■ SHORT PROBLEM
Pictures do not belong in the copy; restate the records below word for word.

>> begin DATASET RECORDS

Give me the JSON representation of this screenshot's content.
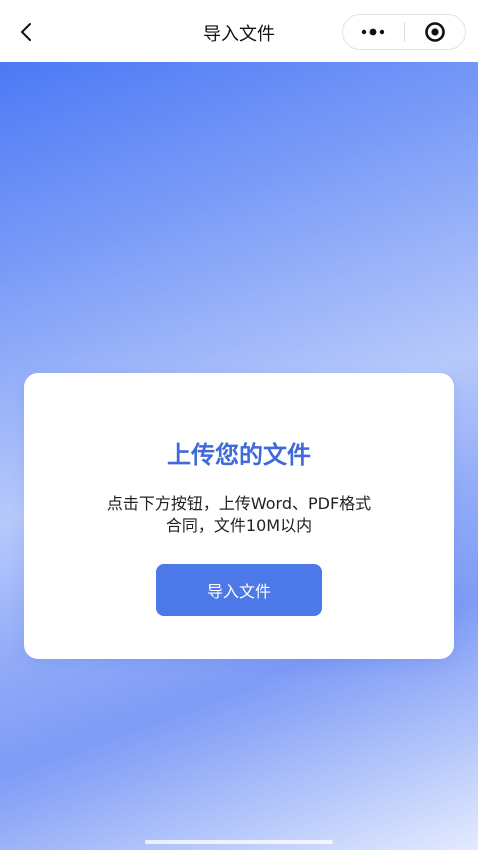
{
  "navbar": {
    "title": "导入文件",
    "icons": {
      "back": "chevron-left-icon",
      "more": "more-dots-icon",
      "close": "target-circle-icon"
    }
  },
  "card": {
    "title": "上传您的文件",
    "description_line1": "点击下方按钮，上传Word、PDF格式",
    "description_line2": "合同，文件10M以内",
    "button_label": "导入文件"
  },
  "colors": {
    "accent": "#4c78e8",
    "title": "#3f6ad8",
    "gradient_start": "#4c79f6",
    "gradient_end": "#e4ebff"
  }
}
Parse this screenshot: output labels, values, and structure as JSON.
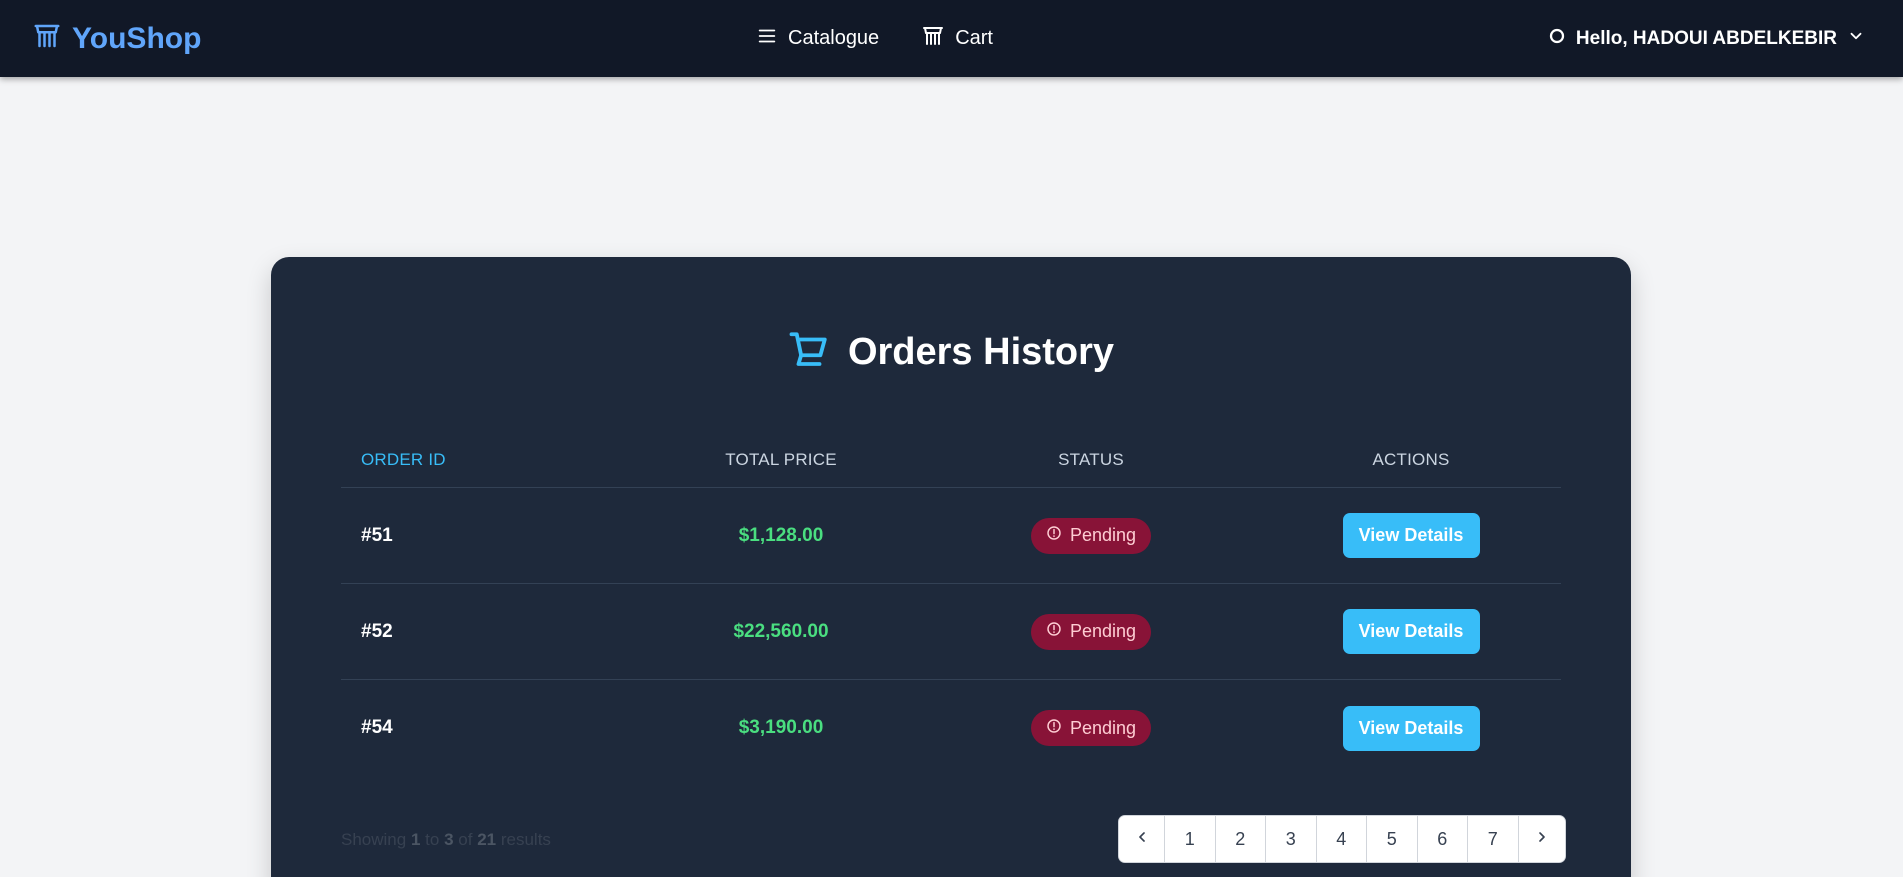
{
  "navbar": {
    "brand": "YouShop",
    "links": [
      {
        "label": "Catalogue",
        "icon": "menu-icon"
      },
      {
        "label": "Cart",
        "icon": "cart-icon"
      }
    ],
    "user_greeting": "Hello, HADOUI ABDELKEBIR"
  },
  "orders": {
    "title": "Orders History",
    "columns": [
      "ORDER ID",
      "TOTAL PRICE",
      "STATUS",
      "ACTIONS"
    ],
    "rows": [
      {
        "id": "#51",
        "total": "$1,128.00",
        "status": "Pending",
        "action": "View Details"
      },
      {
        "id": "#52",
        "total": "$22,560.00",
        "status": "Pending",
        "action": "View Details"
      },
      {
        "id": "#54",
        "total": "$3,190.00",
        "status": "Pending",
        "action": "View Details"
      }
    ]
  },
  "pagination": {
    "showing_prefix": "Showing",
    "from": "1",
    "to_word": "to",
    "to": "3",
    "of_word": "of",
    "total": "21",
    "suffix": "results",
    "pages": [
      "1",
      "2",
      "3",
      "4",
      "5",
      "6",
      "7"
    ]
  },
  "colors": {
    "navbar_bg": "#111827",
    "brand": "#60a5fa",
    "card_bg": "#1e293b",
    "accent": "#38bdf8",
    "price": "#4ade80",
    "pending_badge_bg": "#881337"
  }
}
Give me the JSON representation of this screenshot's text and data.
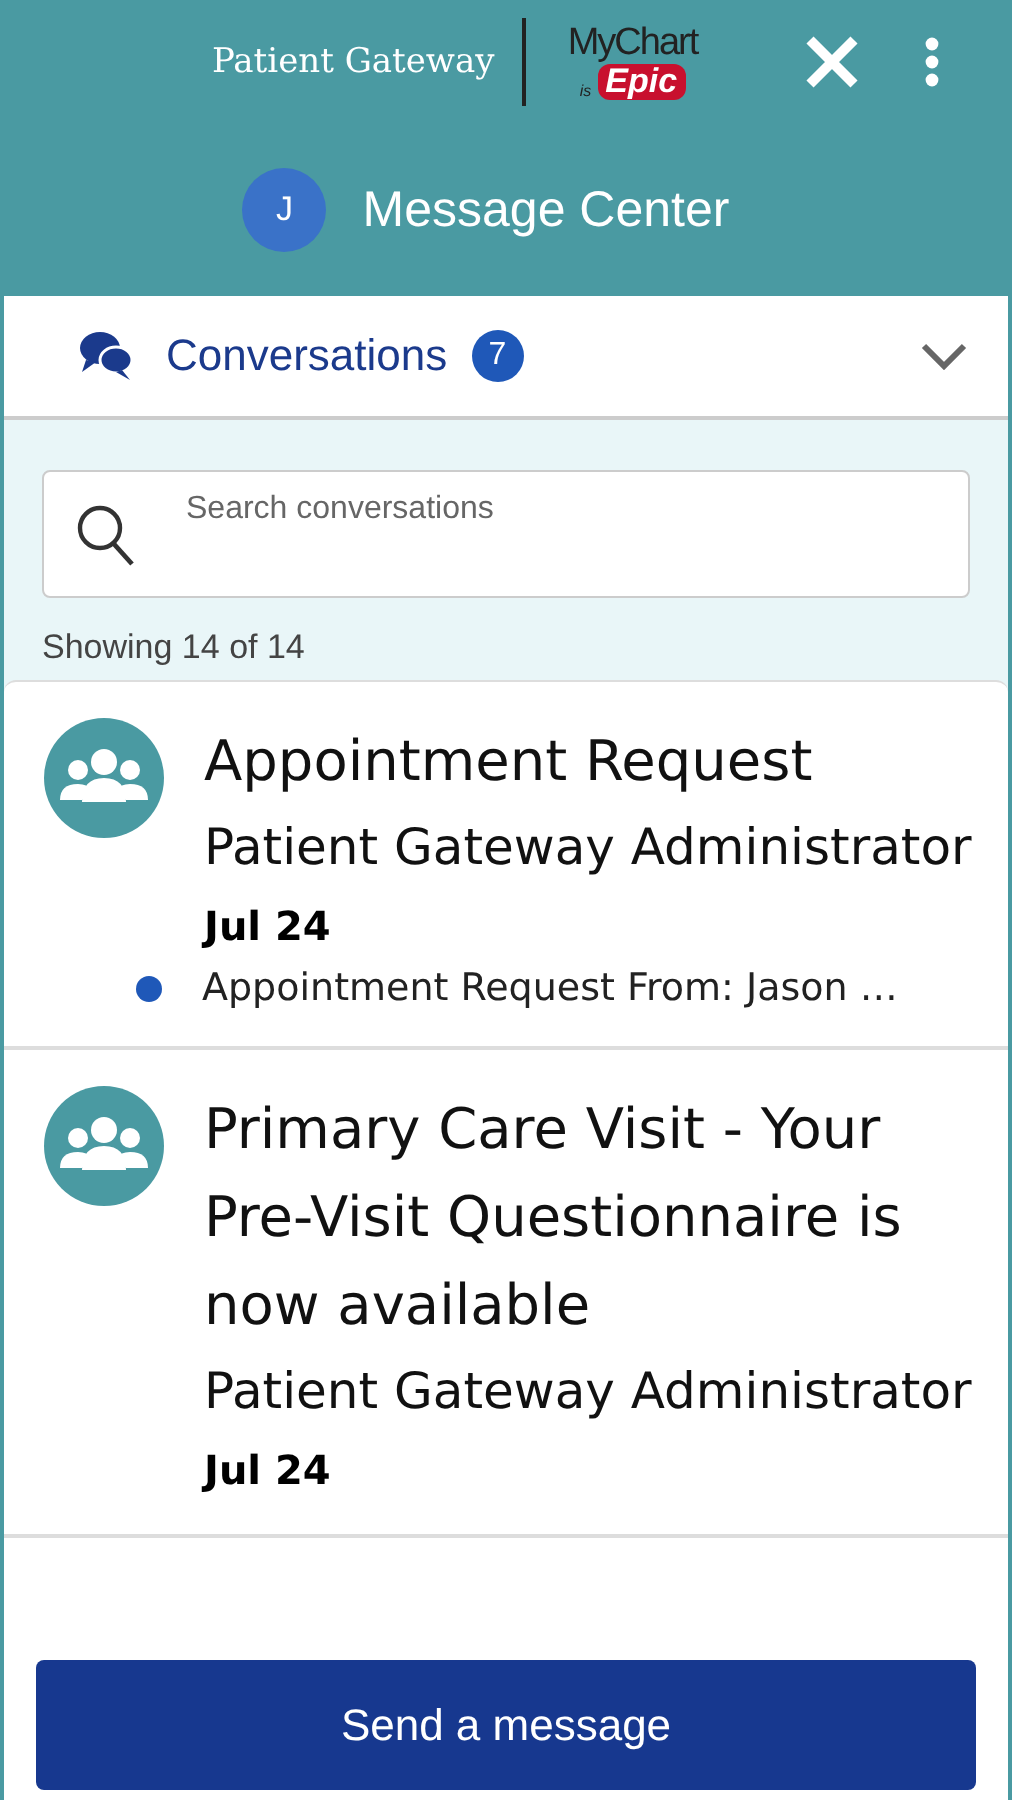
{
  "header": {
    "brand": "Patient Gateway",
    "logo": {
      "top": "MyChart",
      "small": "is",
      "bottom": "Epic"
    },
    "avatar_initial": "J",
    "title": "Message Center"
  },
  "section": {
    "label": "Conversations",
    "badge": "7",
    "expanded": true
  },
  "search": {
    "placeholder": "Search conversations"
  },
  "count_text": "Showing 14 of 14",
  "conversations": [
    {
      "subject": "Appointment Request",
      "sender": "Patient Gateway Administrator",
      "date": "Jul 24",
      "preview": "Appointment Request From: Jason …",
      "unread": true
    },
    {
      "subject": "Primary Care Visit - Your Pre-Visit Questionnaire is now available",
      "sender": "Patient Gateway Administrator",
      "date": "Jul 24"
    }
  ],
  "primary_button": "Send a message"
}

>> end DATASET RECORDS

■ ANSWER BELOW
Give me the JSON representation of this screenshot's content.
{
  "navbar": {
    "title": "导入文件",
    "icons": {
      "back": "chevron-left-icon",
      "more": "more-dots-icon",
      "close": "target-circle-icon"
    }
  },
  "card": {
    "title": "上传您的文件",
    "description_line1": "点击下方按钮，上传Word、PDF格式",
    "description_line2": "合同，文件10M以内",
    "button_label": "导入文件"
  },
  "colors": {
    "accent": "#4c78e8",
    "title": "#3f6ad8",
    "gradient_start": "#4c79f6",
    "gradient_end": "#e4ebff"
  }
}
Parse this screenshot: output labels, values, and structure as JSON.
{
  "navbar": {
    "brand": "YouShop",
    "links": [
      {
        "label": "Catalogue",
        "icon": "menu-icon"
      },
      {
        "label": "Cart",
        "icon": "cart-icon"
      }
    ],
    "user_greeting": "Hello, HADOUI ABDELKEBIR"
  },
  "orders": {
    "title": "Orders History",
    "columns": [
      "ORDER ID",
      "TOTAL PRICE",
      "STATUS",
      "ACTIONS"
    ],
    "rows": [
      {
        "id": "#51",
        "total": "$1,128.00",
        "status": "Pending",
        "action": "View Details"
      },
      {
        "id": "#52",
        "total": "$22,560.00",
        "status": "Pending",
        "action": "View Details"
      },
      {
        "id": "#54",
        "total": "$3,190.00",
        "status": "Pending",
        "action": "View Details"
      }
    ]
  },
  "pagination": {
    "showing_prefix": "Showing",
    "from": "1",
    "to_word": "to",
    "to": "3",
    "of_word": "of",
    "total": "21",
    "suffix": "results",
    "pages": [
      "1",
      "2",
      "3",
      "4",
      "5",
      "6",
      "7"
    ]
  },
  "colors": {
    "navbar_bg": "#111827",
    "brand": "#60a5fa",
    "card_bg": "#1e293b",
    "accent": "#38bdf8",
    "price": "#4ade80",
    "pending_badge_bg": "#881337"
  }
}
Give me the JSON representation of this screenshot's text and data.
{
  "header": {
    "brand": "Patient Gateway",
    "logo": {
      "top": "MyChart",
      "small": "is",
      "bottom": "Epic"
    },
    "avatar_initial": "J",
    "title": "Message Center"
  },
  "section": {
    "label": "Conversations",
    "badge": "7",
    "expanded": true
  },
  "search": {
    "placeholder": "Search conversations"
  },
  "count_text": "Showing 14 of 14",
  "conversations": [
    {
      "subject": "Appointment Request",
      "sender": "Patient Gateway Administrator",
      "date": "Jul 24",
      "preview": "Appointment Request From: Jason …",
      "unread": true
    },
    {
      "subject": "Primary Care Visit - Your Pre-Visit Questionnaire is now available",
      "sender": "Patient Gateway Administrator",
      "date": "Jul 24"
    }
  ],
  "primary_button": "Send a message"
}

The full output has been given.